■ EXERCISE REQUIREMENTS ■
Return the listing word for word, as given.

■ DATASET ENTRIES ■
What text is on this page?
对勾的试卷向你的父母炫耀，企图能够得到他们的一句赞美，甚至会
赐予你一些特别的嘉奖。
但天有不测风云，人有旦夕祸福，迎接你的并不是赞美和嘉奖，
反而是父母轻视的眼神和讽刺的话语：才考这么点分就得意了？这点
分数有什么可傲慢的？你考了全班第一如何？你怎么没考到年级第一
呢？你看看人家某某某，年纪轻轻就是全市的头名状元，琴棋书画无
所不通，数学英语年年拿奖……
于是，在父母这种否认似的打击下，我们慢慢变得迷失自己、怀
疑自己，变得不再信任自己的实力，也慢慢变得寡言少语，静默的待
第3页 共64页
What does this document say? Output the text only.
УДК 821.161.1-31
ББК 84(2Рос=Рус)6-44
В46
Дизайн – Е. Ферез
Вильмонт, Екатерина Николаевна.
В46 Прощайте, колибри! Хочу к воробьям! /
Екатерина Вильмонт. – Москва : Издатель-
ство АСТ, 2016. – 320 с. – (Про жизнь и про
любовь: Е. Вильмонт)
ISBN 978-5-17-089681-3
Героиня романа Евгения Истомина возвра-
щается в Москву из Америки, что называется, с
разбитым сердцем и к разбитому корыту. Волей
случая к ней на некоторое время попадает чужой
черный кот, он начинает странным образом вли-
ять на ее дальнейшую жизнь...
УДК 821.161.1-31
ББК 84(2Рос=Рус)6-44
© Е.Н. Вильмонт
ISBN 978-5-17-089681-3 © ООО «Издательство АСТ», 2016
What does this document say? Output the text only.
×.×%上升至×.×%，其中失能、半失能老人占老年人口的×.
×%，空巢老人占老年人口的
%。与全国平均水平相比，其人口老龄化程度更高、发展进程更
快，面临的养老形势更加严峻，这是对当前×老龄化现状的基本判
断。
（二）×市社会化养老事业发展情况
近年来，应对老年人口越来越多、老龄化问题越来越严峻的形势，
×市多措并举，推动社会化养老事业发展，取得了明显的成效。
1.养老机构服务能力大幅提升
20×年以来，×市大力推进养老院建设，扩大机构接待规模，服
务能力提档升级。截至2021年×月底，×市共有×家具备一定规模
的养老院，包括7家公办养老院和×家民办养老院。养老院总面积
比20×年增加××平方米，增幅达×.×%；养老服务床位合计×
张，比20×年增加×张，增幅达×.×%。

■ THE COMPLETED TASK ■
What text is on this page?
对勾的试卷向你的父母炫耀，企图能够得到他们的一句赞美，甚至会
赐予你一些特别的嘉奖。
但天有不测风云，人有旦夕祸福，迎接你的并不是赞美和嘉奖，
反而是父母轻视的眼神和讽刺的话语：才考这么点分就得意了？这点
分数有什么可傲慢的？你考了全班第一如何？你怎么没考到年级第一
呢？你看看人家某某某，年纪轻轻就是全市的头名状元，琴棋书画无
所不通，数学英语年年拿奖……
于是，在父母这种否认似的打击下，我们慢慢变得迷失自己、怀
疑自己，变得不再信任自己的实力，也慢慢变得寡言少语，静默的待
第3页 共64页
What does this document say? Output the text only.
УДК 821.161.1-31
ББК 84(2Рос=Рус)6-44
В46
Дизайн – Е. Ферез
Вильмонт, Екатерина Николаевна.
В46 Прощайте, колибри! Хочу к воробьям! /
Екатерина Вильмонт. – Москва : Издатель-
ство АСТ, 2016. – 320 с. – (Про жизнь и про
любовь: Е. Вильмонт)
ISBN 978-5-17-089681-3
Героиня романа Евгения Истомина возвра-
щается в Москву из Америки, что называется, с
разбитым сердцем и к разбитому корыту. Волей
случая к ней на некоторое время попадает чужой
черный кот, он начинает странным образом вли-
ять на ее дальнейшую жизнь...
УДК 821.161.1-31
ББК 84(2Рос=Рус)6-44
© Е.Н. Вильмонт
ISBN 978-5-17-089681-3 © ООО «Издательство АСТ», 2016
What does this document say? Output the text only.
×.×%上升至×.×%，其中失能、半失能老人占老年人口的×.
×%，空巢老人占老年人口的
%。与全国平均水平相比，其人口老龄化程度更高、发展进程更
快，面临的养老形势更加严峻，这是对当前×老龄化现状的基本判
断。
（二）×市社会化养老事业发展情况
近年来，应对老年人口越来越多、老龄化问题越来越严峻的形势，
×市多措并举，推动社会化养老事业发展，取得了明显的成效。
1.养老机构服务能力大幅提升
20×年以来，×市大力推进养老院建设，扩大机构接待规模，服
务能力提档升级。截至2021年×月底，×市共有×家具备一定规模
的养老院，包括7家公办养老院和×家民办养老院。养老院总面积
比20×年增加××平方米，增幅达×.×%；养老服务床位合计×
张，比20×年增加×张，增幅达×.×%。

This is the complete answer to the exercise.